EXERCISE TASK:
Review the listing and copy each line that holds the word "title".

ENTRIES:
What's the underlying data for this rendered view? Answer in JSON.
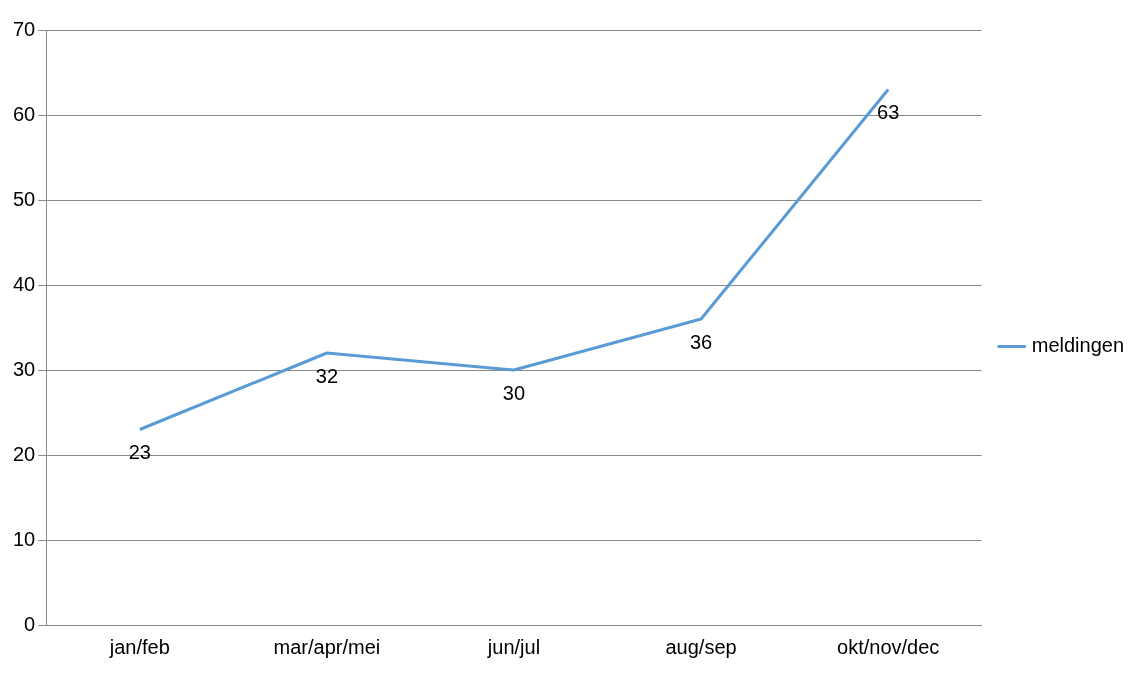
{
  "chart_data": {
    "type": "line",
    "categories": [
      "jan/feb",
      "mar/apr/mei",
      "jun/jul",
      "aug/sep",
      "okt/nov/dec"
    ],
    "series": [
      {
        "name": "meldingen",
        "color": "#5b9bd5",
        "values": [
          23,
          32,
          30,
          36,
          63
        ]
      }
    ],
    "ylim": [
      0,
      70
    ],
    "yticks": [
      0,
      10,
      20,
      30,
      40,
      50,
      60,
      70
    ],
    "grid": "y",
    "legend": "right",
    "data_labels": true,
    "marker": "none",
    "line_style": "solid"
  }
}
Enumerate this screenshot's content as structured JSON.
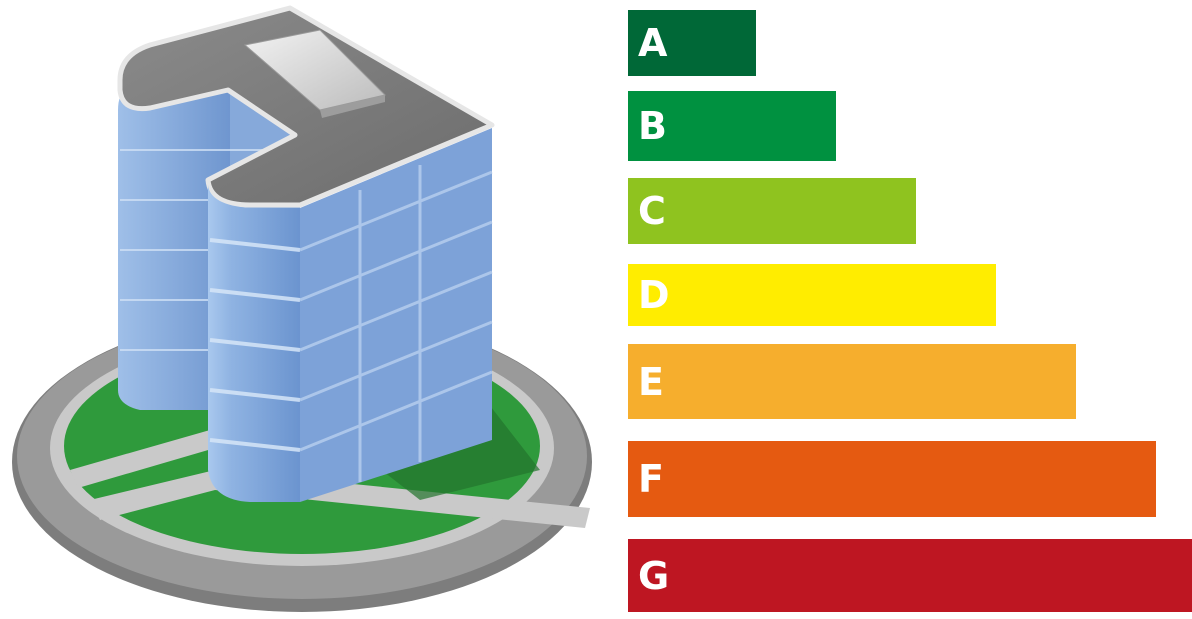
{
  "illustration": {
    "icon": "office-building-icon",
    "colors": {
      "ground_ring": "#8a8a8a",
      "ground_path": "#cfcfcf",
      "lawn": "#2f9a3c",
      "glass": "#7fa6d9",
      "roof": "#7a7a7a"
    }
  },
  "chart_data": {
    "type": "bar",
    "orientation": "horizontal",
    "categories": [
      "A",
      "B",
      "C",
      "D",
      "E",
      "F",
      "G"
    ],
    "values": [
      1,
      2,
      3,
      4,
      5,
      6,
      7
    ],
    "colors": [
      "#006837",
      "#009140",
      "#8fc31f",
      "#ffed00",
      "#f6ae2d",
      "#e55a11",
      "#be1622"
    ],
    "title": "",
    "xlabel": "",
    "ylabel": "",
    "grid": false,
    "legend": "none"
  }
}
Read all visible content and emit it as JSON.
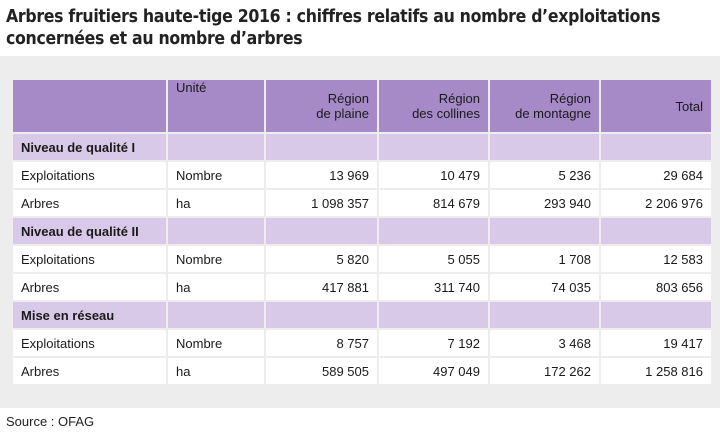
{
  "title": "Arbres fruitiers haute-tige 2016 : chiffres relatifs au nombre d’exploitations concernées et au nombre d’arbres",
  "headers": {
    "blank": "",
    "unit": "Unité",
    "plaine": {
      "l1": "Région",
      "l2": "de plaine"
    },
    "collines": {
      "l1": "Région",
      "l2": "des collines"
    },
    "montagne": {
      "l1": "Région",
      "l2": "de montagne"
    },
    "total": "Total"
  },
  "sections": [
    {
      "title": "Niveau de qualité I",
      "rows": [
        {
          "label": "Exploitations",
          "unit": "Nombre",
          "plaine": "13 969",
          "collines": "10 479",
          "montagne": "5 236",
          "total": "29 684"
        },
        {
          "label": "Arbres",
          "unit": "ha",
          "plaine": "1 098 357",
          "collines": "814 679",
          "montagne": "293 940",
          "total": "2 206 976"
        }
      ]
    },
    {
      "title": "Niveau de qualité II",
      "rows": [
        {
          "label": "Exploitations",
          "unit": "Nombre",
          "plaine": "5 820",
          "collines": "5 055",
          "montagne": "1 708",
          "total": "12 583"
        },
        {
          "label": "Arbres",
          "unit": "ha",
          "plaine": "417 881",
          "collines": "311 740",
          "montagne": "74 035",
          "total": "803 656"
        }
      ]
    },
    {
      "title": "Mise en réseau",
      "rows": [
        {
          "label": "Exploitations",
          "unit": "Nombre",
          "plaine": "8 757",
          "collines": "7 192",
          "montagne": "3 468",
          "total": "19 417"
        },
        {
          "label": "Arbres",
          "unit": "ha",
          "plaine": "589 505",
          "collines": "497 049",
          "montagne": "172 262",
          "total": "1 258 816"
        }
      ]
    }
  ],
  "source": "Source : OFAG",
  "colors": {
    "header": "#a68ac7",
    "section": "#d8c9e8",
    "panel": "#ededed"
  }
}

WORKED ANSWER:
    "title": "",
  "title": "Arbres fruitiers haute-tige 2016 : chiffres relatifs au nombre d’exploitations concernées et au nombre d’arbres",
      "title": "Niveau de qualité I",
      "title": "Niveau de qualité II",
      "title": "Mise en réseau",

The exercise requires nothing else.